_What is needed_
Quote the listing below word for word, omitting the picture.

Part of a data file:
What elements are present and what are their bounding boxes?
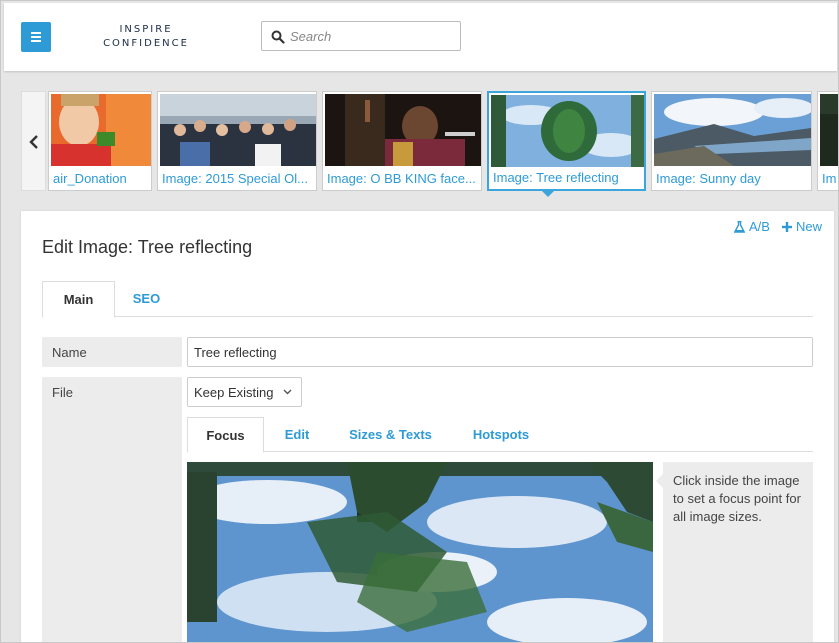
plus-icon	[781, 221, 792, 232]
carousel-item[interactable]: Image: O BB KING face...	[322, 91, 482, 191]
carousel-item-caption: Im	[822, 171, 837, 186]
tab-main-label: Main	[63, 292, 94, 307]
ab-test-label: A/B	[749, 219, 770, 234]
edit-panel: A/B New Edit Image: Tree reflecting Main…	[21, 211, 834, 643]
carousel-item[interactable]: Image: Sunny day	[651, 91, 812, 191]
name-input[interactable]	[187, 337, 813, 367]
new-button[interactable]: New	[781, 219, 822, 234]
carousel-item-caption: Image: Tree reflecting	[493, 170, 619, 185]
selected-pointer	[540, 189, 556, 197]
carousel-item-caption: Image: Sunny day	[656, 171, 761, 186]
file-label: File	[42, 377, 182, 642]
tab-edit[interactable]: Edit	[264, 417, 330, 454]
carousel-item[interactable]: Im	[817, 91, 838, 191]
thumbnail-image	[820, 94, 838, 166]
chevron-down-icon	[283, 389, 292, 395]
tab-hotspots-label: Hotspots	[472, 427, 530, 442]
search-box	[261, 21, 461, 51]
thumbnail-image	[491, 95, 644, 167]
image-subtabs: Focus Edit Sizes & Texts Hotspots	[187, 417, 813, 454]
logo-line-1: INSPIRE	[119, 24, 173, 35]
carousel-item-caption: Image: O BB KING face...	[327, 171, 476, 186]
tab-edit-label: Edit	[284, 427, 310, 442]
thumbnail-image	[160, 94, 316, 166]
new-label: New	[795, 219, 822, 234]
tab-seo[interactable]: SEO	[115, 281, 178, 318]
tab-sizes-texts[interactable]: Sizes & Texts	[330, 417, 451, 454]
carousel-item-caption: Image: 2015 Special Ol...	[162, 171, 308, 186]
menu-button[interactable]	[21, 22, 51, 52]
focus-hint: Click inside the image to set a focus po…	[656, 462, 813, 642]
carousel-item[interactable]: Image: 2015 Special Ol...	[157, 91, 317, 191]
chevron-left-icon	[29, 135, 38, 149]
file-select-value: Keep Existing	[194, 385, 274, 400]
carousel-item-caption: air_Donation	[53, 171, 127, 186]
tab-seo-label: SEO	[132, 291, 161, 306]
name-label: Name	[42, 337, 182, 367]
thumbnail-image	[51, 94, 151, 166]
hamburger-icon-bar	[31, 40, 41, 42]
carousel-item-selected[interactable]: Image: Tree reflecting	[487, 91, 646, 191]
page-title: Edit Image: Tree reflecting	[42, 237, 253, 257]
hamburger-icon-bar	[31, 36, 41, 38]
thumbnail-image	[325, 94, 481, 166]
thumbnail-image	[654, 94, 811, 166]
hamburger-icon-bar	[31, 32, 41, 34]
file-select[interactable]: Keep Existing	[187, 377, 302, 407]
carousel-item[interactable]: air_Donation	[48, 91, 152, 191]
panel-actions: A/B New	[734, 219, 822, 234]
logo[interactable]: INSPIRE CONFIDENCE	[96, 23, 196, 51]
tab-main[interactable]: Main	[42, 281, 115, 318]
app-window: INSPIRE CONFIDENCE Search air_Donation I…	[0, 0, 839, 643]
carousel-prev-button[interactable]	[21, 91, 46, 191]
tab-focus-label: Focus	[206, 428, 245, 443]
ab-test-button[interactable]: A/B	[734, 219, 770, 234]
search-icon	[271, 30, 285, 44]
tab-sizes-texts-label: Sizes & Texts	[349, 427, 432, 442]
tab-hotspots[interactable]: Hotspots	[451, 417, 551, 454]
flask-icon	[734, 220, 746, 233]
image-carousel: air_Donation Image: 2015 Special Ol... I…	[21, 91, 838, 191]
top-header: INSPIRE CONFIDENCE	[4, 3, 837, 71]
focus-image-preview[interactable]	[187, 462, 653, 643]
tab-focus[interactable]: Focus	[187, 417, 264, 453]
main-tabs: Main SEO	[42, 281, 813, 318]
search-input[interactable]	[290, 26, 450, 46]
logo-line-2: CONFIDENCE	[103, 38, 189, 49]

_Expected output_
What elements are present and what are their bounding boxes?
plus-icon	[781, 221, 792, 232]
carousel-item[interactable]: Image: O BB KING face...	[322, 91, 482, 191]
carousel-item-caption: Im	[822, 171, 837, 186]
tab-main-label: Main	[63, 292, 94, 307]
ab-test-label: A/B	[749, 219, 770, 234]
edit-panel: A/B New Edit Image: Tree reflecting Main…	[21, 211, 834, 643]
carousel-item[interactable]: Image: Sunny day	[651, 91, 812, 191]
name-input[interactable]	[187, 337, 813, 367]
new-button[interactable]: New	[781, 219, 822, 234]
carousel-item-caption: Image: Tree reflecting	[493, 170, 619, 185]
selected-pointer	[540, 189, 556, 197]
carousel-item-caption: Image: Sunny day	[656, 171, 761, 186]
file-label: File	[42, 377, 182, 642]
tab-edit[interactable]: Edit	[264, 417, 330, 454]
carousel-item[interactable]: Im	[817, 91, 838, 191]
thumbnail-image	[820, 94, 838, 166]
chevron-down-icon	[283, 389, 292, 395]
tab-hotspots-label: Hotspots	[472, 427, 530, 442]
search-box	[261, 21, 461, 51]
thumbnail-image	[491, 95, 644, 167]
image-subtabs: Focus Edit Sizes & Texts Hotspots	[187, 417, 813, 454]
logo-line-1: INSPIRE	[119, 24, 173, 35]
carousel-item-caption: Image: O BB KING face...	[327, 171, 476, 186]
tab-edit-label: Edit	[284, 427, 310, 442]
thumbnail-image	[160, 94, 316, 166]
new-label: New	[795, 219, 822, 234]
tab-seo[interactable]: SEO	[115, 281, 178, 318]
tab-sizes-texts[interactable]: Sizes & Texts	[330, 417, 451, 454]
carousel-item-caption: Image: 2015 Special Ol...	[162, 171, 308, 186]
menu-button[interactable]	[21, 22, 51, 52]
focus-hint: Click inside the image to set a focus po…	[656, 462, 813, 642]
carousel-item[interactable]: Image: 2015 Special Ol...	[157, 91, 317, 191]
chevron-left-icon	[29, 135, 38, 149]
file-select-value: Keep Existing	[194, 385, 274, 400]
carousel-item-caption: air_Donation	[53, 171, 127, 186]
tab-seo-label: SEO	[132, 291, 161, 306]
name-label: Name	[42, 337, 182, 367]
thumbnail-image	[51, 94, 151, 166]
hamburger-icon-bar	[31, 40, 41, 42]
carousel-item-selected[interactable]: Image: Tree reflecting	[487, 91, 646, 191]
page-title: Edit Image: Tree reflecting	[42, 237, 253, 257]
hamburger-icon-bar	[31, 36, 41, 38]
thumbnail-image	[325, 94, 481, 166]
thumbnail-image	[654, 94, 811, 166]
hamburger-icon-bar	[31, 32, 41, 34]
file-select[interactable]: Keep Existing	[187, 377, 302, 407]
carousel-item[interactable]: air_Donation	[48, 91, 152, 191]
panel-actions: A/B New	[734, 219, 822, 234]
logo[interactable]: INSPIRE CONFIDENCE	[96, 23, 196, 51]
tab-main[interactable]: Main	[42, 281, 115, 318]
app-window: INSPIRE CONFIDENCE Search air_Donation I…	[0, 0, 839, 643]
carousel-prev-button[interactable]	[21, 91, 46, 191]
tab-focus-label: Focus	[206, 428, 245, 443]
ab-test-button[interactable]: A/B	[734, 219, 770, 234]
search-icon	[271, 30, 285, 44]
tab-sizes-texts-label: Sizes & Texts	[349, 427, 432, 442]
tab-hotspots[interactable]: Hotspots	[451, 417, 551, 454]
flask-icon	[734, 220, 746, 233]
image-carousel: air_Donation Image: 2015 Special Ol... I…	[21, 91, 838, 191]
top-header: INSPIRE CONFIDENCE	[4, 3, 837, 71]
focus-image-preview[interactable]	[187, 462, 653, 643]
tab-focus[interactable]: Focus	[187, 417, 264, 453]
main-tabs: Main SEO	[42, 281, 813, 318]
search-input[interactable]	[290, 26, 450, 46]
logo-line-2: CONFIDENCE	[103, 38, 189, 49]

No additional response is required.